Return the records exactly as they are.
*** RECORDS SHOWN
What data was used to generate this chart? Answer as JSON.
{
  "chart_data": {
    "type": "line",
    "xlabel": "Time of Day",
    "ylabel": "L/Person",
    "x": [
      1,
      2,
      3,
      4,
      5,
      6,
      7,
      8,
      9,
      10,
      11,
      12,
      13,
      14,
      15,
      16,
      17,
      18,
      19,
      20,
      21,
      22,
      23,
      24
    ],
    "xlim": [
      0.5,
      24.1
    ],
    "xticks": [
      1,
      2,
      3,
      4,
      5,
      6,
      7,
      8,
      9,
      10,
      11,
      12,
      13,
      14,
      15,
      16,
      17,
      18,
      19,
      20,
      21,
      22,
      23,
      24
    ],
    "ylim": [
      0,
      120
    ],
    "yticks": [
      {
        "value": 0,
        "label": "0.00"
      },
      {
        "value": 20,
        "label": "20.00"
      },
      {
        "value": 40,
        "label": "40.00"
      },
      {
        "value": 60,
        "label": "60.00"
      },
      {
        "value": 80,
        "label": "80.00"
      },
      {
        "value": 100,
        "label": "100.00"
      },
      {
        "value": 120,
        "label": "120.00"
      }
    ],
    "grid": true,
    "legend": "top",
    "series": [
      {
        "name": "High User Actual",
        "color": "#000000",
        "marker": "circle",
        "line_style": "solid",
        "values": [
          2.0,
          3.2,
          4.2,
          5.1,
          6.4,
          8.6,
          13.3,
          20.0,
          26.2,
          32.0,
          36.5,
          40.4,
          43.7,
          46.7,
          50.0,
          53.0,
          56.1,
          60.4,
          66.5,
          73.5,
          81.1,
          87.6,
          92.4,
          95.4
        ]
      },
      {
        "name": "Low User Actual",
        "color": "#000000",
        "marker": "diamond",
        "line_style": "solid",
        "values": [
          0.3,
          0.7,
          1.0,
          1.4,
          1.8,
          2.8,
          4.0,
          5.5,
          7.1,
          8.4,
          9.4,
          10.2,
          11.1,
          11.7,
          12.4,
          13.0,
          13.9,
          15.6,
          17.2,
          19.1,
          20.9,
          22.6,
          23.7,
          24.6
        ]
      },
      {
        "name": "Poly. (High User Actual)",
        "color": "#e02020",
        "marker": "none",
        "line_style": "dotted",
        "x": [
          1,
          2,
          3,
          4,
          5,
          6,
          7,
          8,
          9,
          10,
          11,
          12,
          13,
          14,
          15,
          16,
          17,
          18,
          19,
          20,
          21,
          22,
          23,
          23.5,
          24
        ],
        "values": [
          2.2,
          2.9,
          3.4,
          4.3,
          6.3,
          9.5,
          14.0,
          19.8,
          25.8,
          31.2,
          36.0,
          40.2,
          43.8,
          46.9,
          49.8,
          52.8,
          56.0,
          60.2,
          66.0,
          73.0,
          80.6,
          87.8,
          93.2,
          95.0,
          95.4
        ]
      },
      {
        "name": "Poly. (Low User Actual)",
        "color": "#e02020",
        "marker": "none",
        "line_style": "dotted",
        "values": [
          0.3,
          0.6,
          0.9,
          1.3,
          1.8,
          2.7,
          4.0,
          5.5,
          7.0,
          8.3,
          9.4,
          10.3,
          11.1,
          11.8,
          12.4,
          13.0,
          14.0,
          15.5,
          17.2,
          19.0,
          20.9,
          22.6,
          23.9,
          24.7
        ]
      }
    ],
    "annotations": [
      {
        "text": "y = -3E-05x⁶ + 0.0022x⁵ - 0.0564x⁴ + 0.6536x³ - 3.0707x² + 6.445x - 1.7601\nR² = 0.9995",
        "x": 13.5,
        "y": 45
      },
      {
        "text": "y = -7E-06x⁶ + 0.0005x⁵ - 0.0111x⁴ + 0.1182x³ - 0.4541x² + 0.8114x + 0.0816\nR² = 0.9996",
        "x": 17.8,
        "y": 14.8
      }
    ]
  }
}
******
▸ TASK ANSWER
What data was used to generate this chart? Answer as JSON.
{
  "chart_data": {
    "type": "line",
    "xlabel": "Time of Day",
    "ylabel": "L/Person",
    "x": [
      1,
      2,
      3,
      4,
      5,
      6,
      7,
      8,
      9,
      10,
      11,
      12,
      13,
      14,
      15,
      16,
      17,
      18,
      19,
      20,
      21,
      22,
      23,
      24
    ],
    "xlim": [
      0.5,
      24.1
    ],
    "xticks": [
      1,
      2,
      3,
      4,
      5,
      6,
      7,
      8,
      9,
      10,
      11,
      12,
      13,
      14,
      15,
      16,
      17,
      18,
      19,
      20,
      21,
      22,
      23,
      24
    ],
    "ylim": [
      0,
      120
    ],
    "yticks": [
      {
        "value": 0,
        "label": "0.00"
      },
      {
        "value": 20,
        "label": "20.00"
      },
      {
        "value": 40,
        "label": "40.00"
      },
      {
        "value": 60,
        "label": "60.00"
      },
      {
        "value": 80,
        "label": "80.00"
      },
      {
        "value": 100,
        "label": "100.00"
      },
      {
        "value": 120,
        "label": "120.00"
      }
    ],
    "grid": true,
    "legend": "top",
    "series": [
      {
        "name": "High User Actual",
        "color": "#000000",
        "marker": "circle",
        "line_style": "solid",
        "values": [
          2.0,
          3.2,
          4.2,
          5.1,
          6.4,
          8.6,
          13.3,
          20.0,
          26.2,
          32.0,
          36.5,
          40.4,
          43.7,
          46.7,
          50.0,
          53.0,
          56.1,
          60.4,
          66.5,
          73.5,
          81.1,
          87.6,
          92.4,
          95.4
        ]
      },
      {
        "name": "Low User Actual",
        "color": "#000000",
        "marker": "diamond",
        "line_style": "solid",
        "values": [
          0.3,
          0.7,
          1.0,
          1.4,
          1.8,
          2.8,
          4.0,
          5.5,
          7.1,
          8.4,
          9.4,
          10.2,
          11.1,
          11.7,
          12.4,
          13.0,
          13.9,
          15.6,
          17.2,
          19.1,
          20.9,
          22.6,
          23.7,
          24.6
        ]
      },
      {
        "name": "Poly. (High User Actual)",
        "color": "#e02020",
        "marker": "none",
        "line_style": "dotted",
        "x": [
          1,
          2,
          3,
          4,
          5,
          6,
          7,
          8,
          9,
          10,
          11,
          12,
          13,
          14,
          15,
          16,
          17,
          18,
          19,
          20,
          21,
          22,
          23,
          23.5,
          24
        ],
        "values": [
          2.2,
          2.9,
          3.4,
          4.3,
          6.3,
          9.5,
          14.0,
          19.8,
          25.8,
          31.2,
          36.0,
          40.2,
          43.8,
          46.9,
          49.8,
          52.8,
          56.0,
          60.2,
          66.0,
          73.0,
          80.6,
          87.8,
          93.2,
          95.0,
          95.4
        ]
      },
      {
        "name": "Poly. (Low User Actual)",
        "color": "#e02020",
        "marker": "none",
        "line_style": "dotted",
        "values": [
          0.3,
          0.6,
          0.9,
          1.3,
          1.8,
          2.7,
          4.0,
          5.5,
          7.0,
          8.3,
          9.4,
          10.3,
          11.1,
          11.8,
          12.4,
          13.0,
          14.0,
          15.5,
          17.2,
          19.0,
          20.9,
          22.6,
          23.9,
          24.7
        ]
      }
    ],
    "annotations": [
      {
        "text": "y = -3E-05x⁶ + 0.0022x⁵ - 0.0564x⁴ + 0.6536x³ - 3.0707x² + 6.445x - 1.7601\nR² = 0.9995",
        "x": 13.5,
        "y": 45
      },
      {
        "text": "y = -7E-06x⁶ + 0.0005x⁵ - 0.0111x⁴ + 0.1182x³ - 0.4541x² + 0.8114x + 0.0816\nR² = 0.9996",
        "x": 17.8,
        "y": 14.8
      }
    ]
  }
}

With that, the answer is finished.